===== DATASET ROWS =====
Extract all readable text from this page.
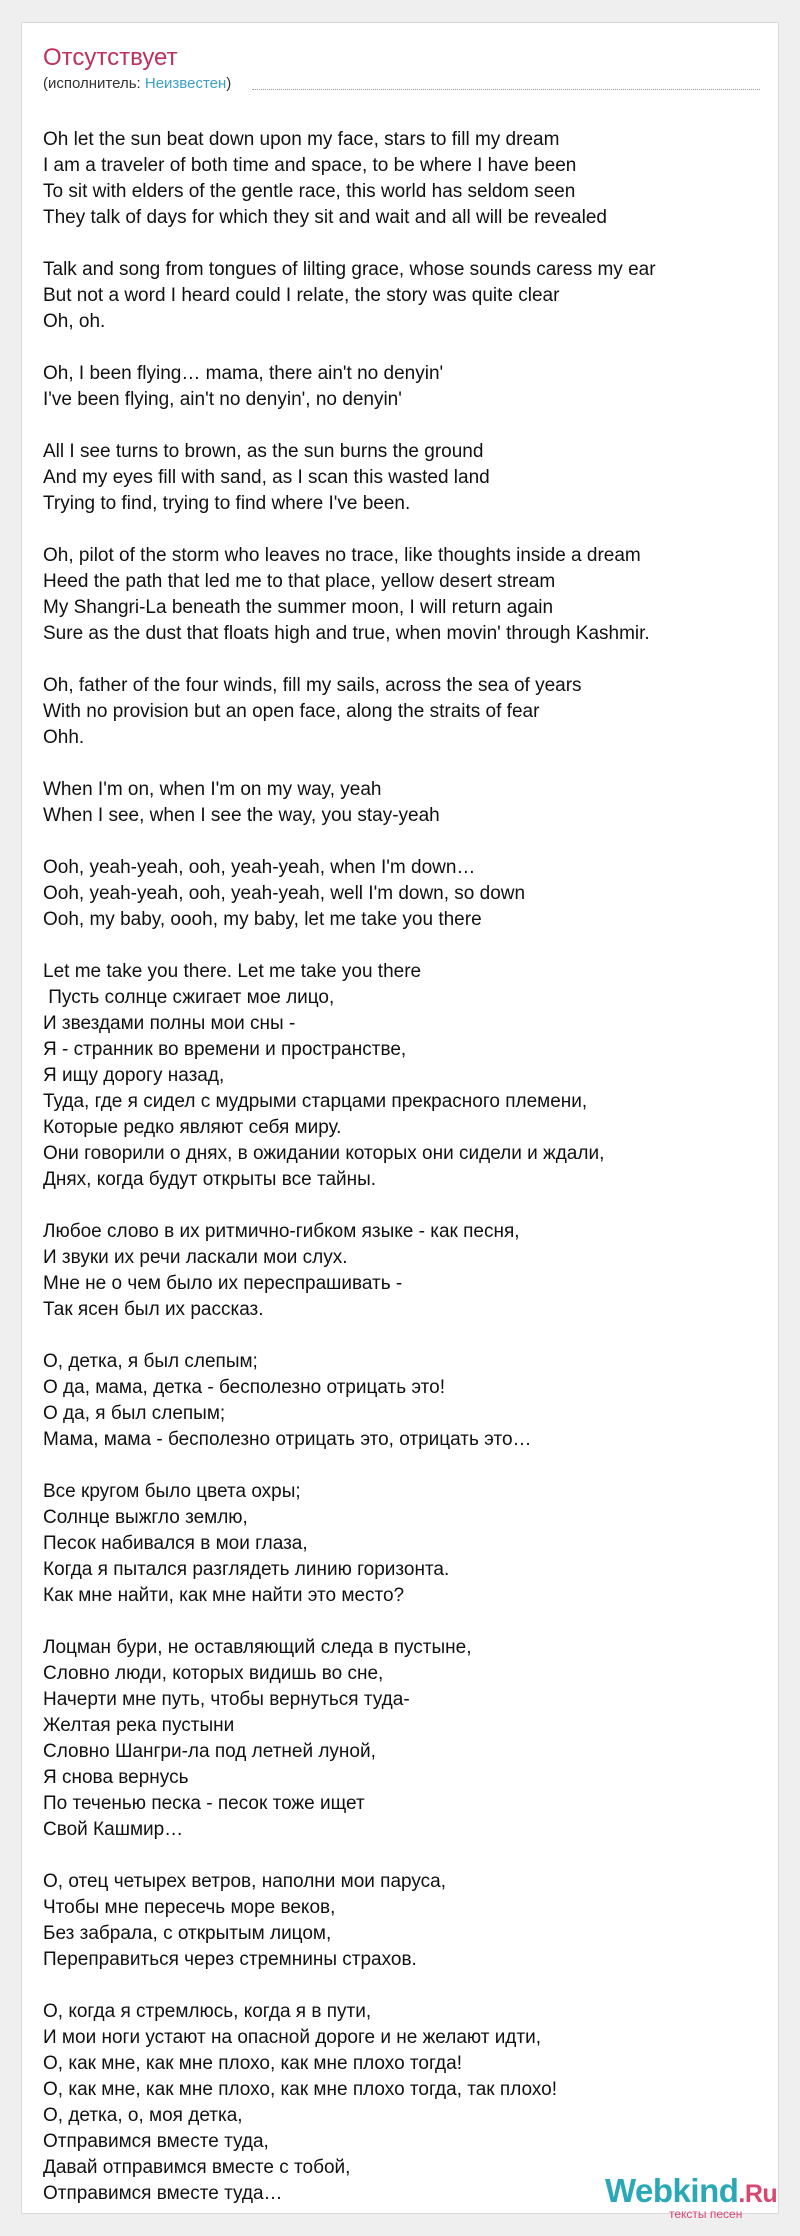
Отсутствует
(исполнитель: Неизвестен)

Oh let the sun beat down upon my face, stars to fill my dream
I am a traveler of both time and space, to be where I have been
To sit with elders of the gentle race, this world has seldom seen
They talk of days for which they sit and wait and all will be revealed

Talk and song from tongues of lilting grace, whose sounds caress my ear
But not a word I heard could I relate, the story was quite clear
Oh, oh.

Oh, I been flying… mama, there ain't no denyin'
I've been flying, ain't no denyin', no denyin'

All I see turns to brown, as the sun burns the ground
And my eyes fill with sand, as I scan this wasted land
Trying to find, trying to find where I've been.

Oh, pilot of the storm who leaves no trace, like thoughts inside a dream
Heed the path that led me to that place, yellow desert stream
My Shangri-La beneath the summer moon, I will return again
Sure as the dust that floats high and true, when movin' through Kashmir.

Oh, father of the four winds, fill my sails, across the sea of years
With no provision but an open face, along the straits of fear
Ohh.

When I'm on, when I'm on my way, yeah
When I see, when I see the way, you stay-yeah

Ooh, yeah-yeah, ooh, yeah-yeah, when I'm down…
Ooh, yeah-yeah, ooh, yeah-yeah, well I'm down, so down
Ooh, my baby, oooh, my baby, let me take you there

Let me take you there. Let me take you there
Пусть солнце сжигает мое лицо,
И звездами полны мои сны -
Я - странник во времени и пространстве,
Я ищу дорогу назад,
Туда, где я сидел с мудрыми старцами прекрасного племени,
Которые редко являют себя миру.
Они говорили о днях, в ожидании которых они сидели и ждали,
Днях, когда будут открыты все тайны.

Любое слово в их ритмично-гибком языке - как песня,
И звуки их речи ласкали мои слух.
Мне не о чем было их переспрашивать -
Так ясен был их рассказ.

О, детка, я был слепым;
О да, мама, детка - бесполезно отрицать это!
О да, я был слепым;
Мама, мама - бесполезно отрицать это, отрицать это…

Все кругом было цвета охры;
Солнце выжгло землю,
Песок набивался в мои глаза,
Когда я пытался разглядеть линию горизонта.
Как мне найти, как мне найти это место?

Лоцман бури, не оставляющий следа в пустыне,
Словно люди, которых видишь во сне,
Начерти мне путь, чтобы вернуться туда-
Желтая река пустыни
Словно Шангри-ла под летней луной,
Я снова вернусь
По теченью песка - песок тоже ищет
Свой Кашмир…

О, отец четырех ветров, наполни мои паруса,
Чтобы мне пересечь море веков,
Без забрала, с открытым лицом,
Переправиться через стремнины страхов.

О, когда я стремлюсь, когда я в пути,
И мои ноги устают на опасной дороге и не желают идти,
О, как мне, как мне плохо, как мне плохо тогда!
О, как мне, как мне плохо, как мне плохо тогда, так плохо!
О, детка, о, моя детка,
Отправимся вместе туда,
Давай отправимся вместе с тобой,
Отправимся вместе туда…	Webkind.Ru
тексты песен
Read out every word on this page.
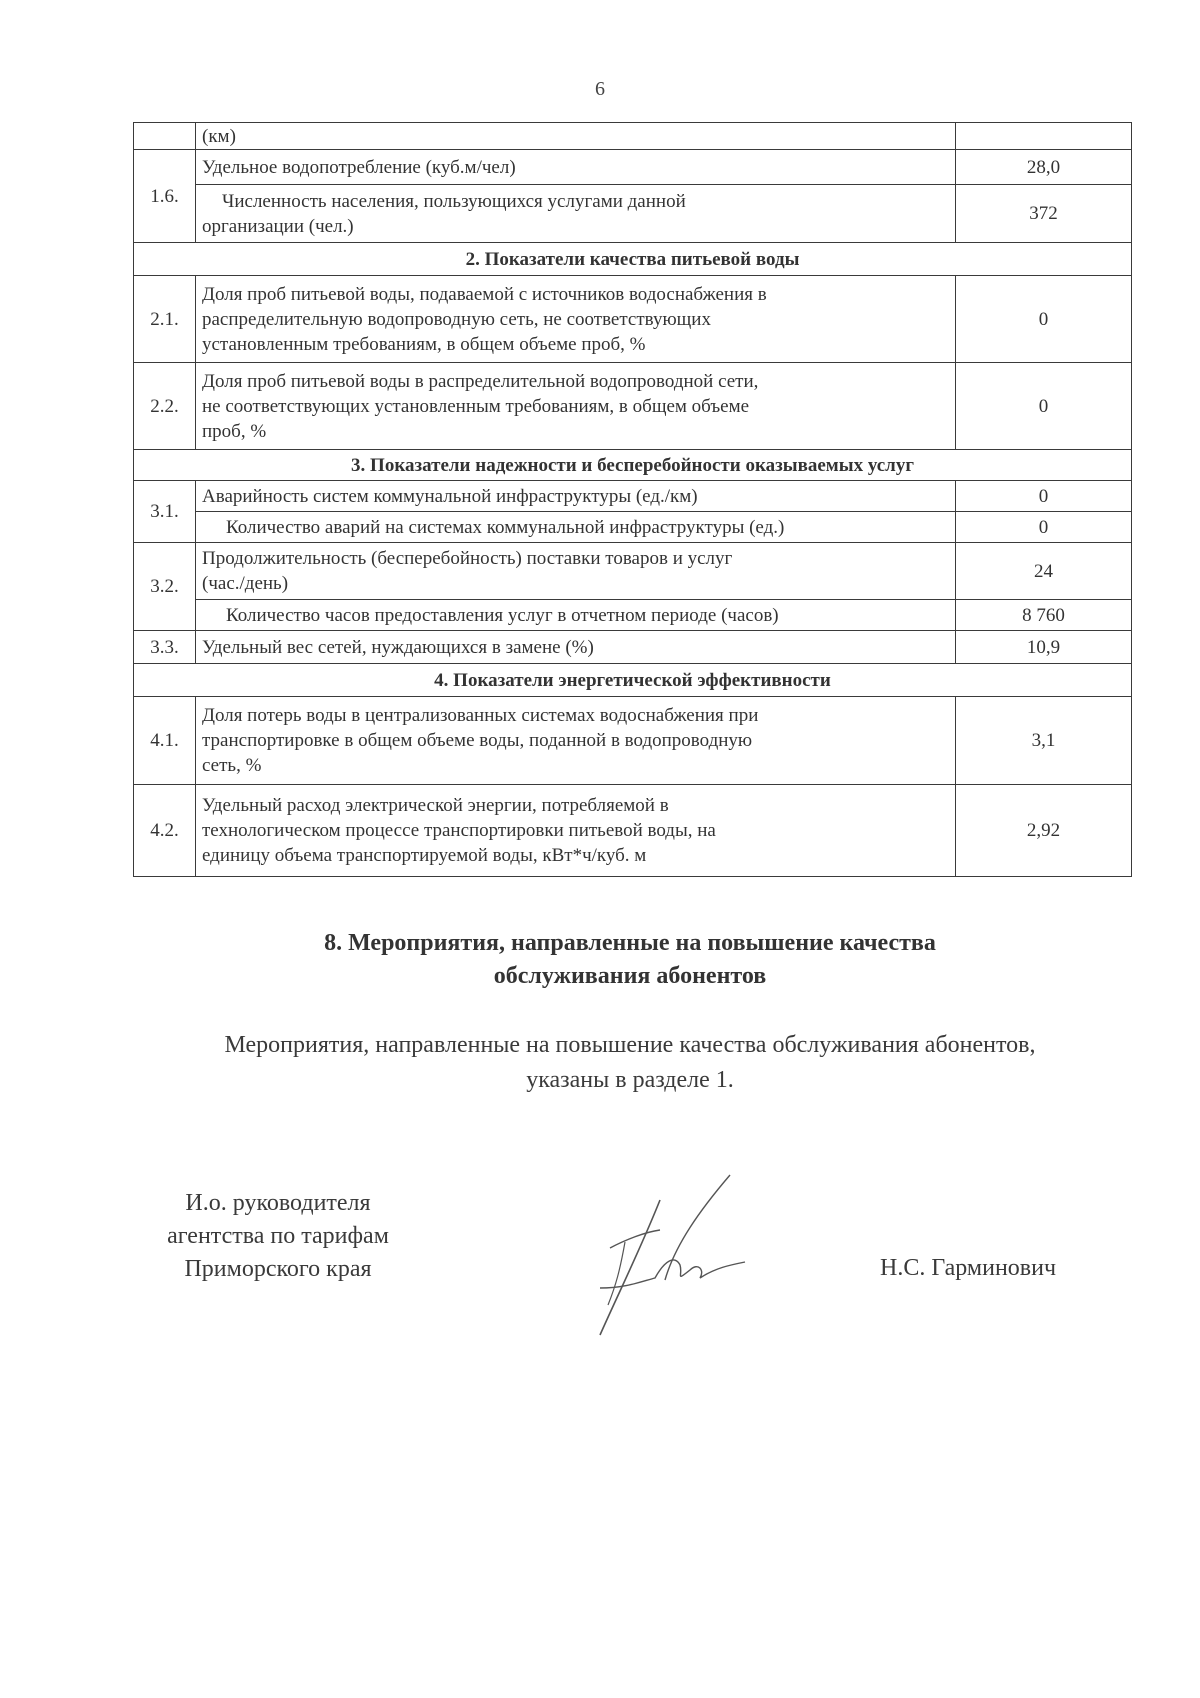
6
	(км)	
1.6.	Удельное водопотребление (куб.м/чел)	28,0

	Численность населения, пользующихся услугами данной
организации (чел.)	372
2. Показатели качества питьевой воды		
2.1.	Доля проб питьевой воды, подаваемой с источников водоснабжения в
распределительную водопроводную сеть, не соответствующих
установленным требованиям, в общем объеме проб, %	0
2.2.	Доля проб питьевой воды в распределительной водопроводной сети,
не соответствующих установленным требованиям, в общем объеме
проб, %	0
3. Показатели надежности и бесперебойности оказываемых услуг		
3.1.	Аварийность систем коммунальной инфраструктуры (ед./км)	0
	Количество аварий на системах коммунальной инфраструктуры (ед.)	0
3.2.	Продолжительность (бесперебойность) поставки товаров и услуг
(час./день)	24
	Количество часов предоставления услуг в отчетном периоде (часов)	8 760
3.3.	Удельный вес сетей, нуждающихся в замене (%)	10,9
4. Показатели энергетической эффективности		
4.1.	Доля потерь воды в централизованных системах водоснабжения при
транспортировке в общем объеме воды, поданной в водопроводную
сеть, %	3,1
4.2.	Удельный расход электрической энергии, потребляемой в
технологическом процессе транспортировки питьевой воды, на
единицу объема транспортируемой воды, кВт*ч/куб. м	2,92
8. Мероприятия, направленные на повышение качества
обслуживания абонентов
Мероприятия, направленные на повышение качества обслуживания абонентов,
указаны в разделе 1.
И.о. руководителя
агентства по тарифам
Приморского края	Н.С. Гарминович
=====
**EXERCISE PROMPT**
Copy out all the entries exactly. Images stay out of the copy.

**OUTPUT FOR THIS TASK**
Extract all readable text from this page.
Отсутствует
(исполнитель: Неизвестен)

Oh let the sun beat down upon my face, stars to fill my dream
I am a traveler of both time and space, to be where I have been
To sit with elders of the gentle race, this world has seldom seen
They talk of days for which they sit and wait and all will be revealed

Talk and song from tongues of lilting grace, whose sounds caress my ear
But not a word I heard could I relate, the story was quite clear
Oh, oh.

Oh, I been flying… mama, there ain't no denyin'
I've been flying, ain't no denyin', no denyin'

All I see turns to brown, as the sun burns the ground
And my eyes fill with sand, as I scan this wasted land
Trying to find, trying to find where I've been.

Oh, pilot of the storm who leaves no trace, like thoughts inside a dream
Heed the path that led me to that place, yellow desert stream
My Shangri-La beneath the summer moon, I will return again
Sure as the dust that floats high and true, when movin' through Kashmir.

Oh, father of the four winds, fill my sails, across the sea of years
With no provision but an open face, along the straits of fear
Ohh.

When I'm on, when I'm on my way, yeah
When I see, when I see the way, you stay-yeah

Ooh, yeah-yeah, ooh, yeah-yeah, when I'm down…
Ooh, yeah-yeah, ooh, yeah-yeah, well I'm down, so down
Ooh, my baby, oooh, my baby, let me take you there

Let me take you there. Let me take you there
Пусть солнце сжигает мое лицо,
И звездами полны мои сны -
Я - странник во времени и пространстве,
Я ищу дорогу назад,
Туда, где я сидел с мудрыми старцами прекрасного племени,
Которые редко являют себя миру.
Они говорили о днях, в ожидании которых они сидели и ждали,
Днях, когда будут открыты все тайны.

Любое слово в их ритмично-гибком языке - как песня,
И звуки их речи ласкали мои слух.
Мне не о чем было их переспрашивать -
Так ясен был их рассказ.

О, детка, я был слепым;
О да, мама, детка - бесполезно отрицать это!
О да, я был слепым;
Мама, мама - бесполезно отрицать это, отрицать это…

Все кругом было цвета охры;
Солнце выжгло землю,
Песок набивался в мои глаза,
Когда я пытался разглядеть линию горизонта.
Как мне найти, как мне найти это место?

Лоцман бури, не оставляющий следа в пустыне,
Словно люди, которых видишь во сне,
Начерти мне путь, чтобы вернуться туда-
Желтая река пустыни
Словно Шангри-ла под летней луной,
Я снова вернусь
По теченью песка - песок тоже ищет
Свой Кашмир…

О, отец четырех ветров, наполни мои паруса,
Чтобы мне пересечь море веков,
Без забрала, с открытым лицом,
Переправиться через стремнины страхов.

О, когда я стремлюсь, когда я в пути,
И мои ноги устают на опасной дороге и не желают идти,
О, как мне, как мне плохо, как мне плохо тогда!
О, как мне, как мне плохо, как мне плохо тогда, так плохо!
О, детка, о, моя детка,
Отправимся вместе туда,
Давай отправимся вместе с тобой,
Отправимся вместе туда…	Webkind.Ru
тексты песен
Read out every word on this page.
6
	(км)	
1.6.	Удельное водопотребление (куб.м/чел)	28,0

	Численность населения, пользующихся услугами данной
организации (чел.)	372
2. Показатели качества питьевой воды		
2.1.	Доля проб питьевой воды, подаваемой с источников водоснабжения в
распределительную водопроводную сеть, не соответствующих
установленным требованиям, в общем объеме проб, %	0
2.2.	Доля проб питьевой воды в распределительной водопроводной сети,
не соответствующих установленным требованиям, в общем объеме
проб, %	0
3. Показатели надежности и бесперебойности оказываемых услуг		
3.1.	Аварийность систем коммунальной инфраструктуры (ед./км)	0
	Количество аварий на системах коммунальной инфраструктуры (ед.)	0
3.2.	Продолжительность (бесперебойность) поставки товаров и услуг
(час./день)	24
	Количество часов предоставления услуг в отчетном периоде (часов)	8 760
3.3.	Удельный вес сетей, нуждающихся в замене (%)	10,9
4. Показатели энергетической эффективности		
4.1.	Доля потерь воды в централизованных системах водоснабжения при
транспортировке в общем объеме воды, поданной в водопроводную
сеть, %	3,1
4.2.	Удельный расход электрической энергии, потребляемой в
технологическом процессе транспортировки питьевой воды, на
единицу объема транспортируемой воды, кВт*ч/куб. м	2,92
8. Мероприятия, направленные на повышение качества
обслуживания абонентов
Мероприятия, направленные на повышение качества обслуживания абонентов,
указаны в разделе 1.
И.о. руководителя
агентства по тарифам
Приморского края	Н.С. Гарминович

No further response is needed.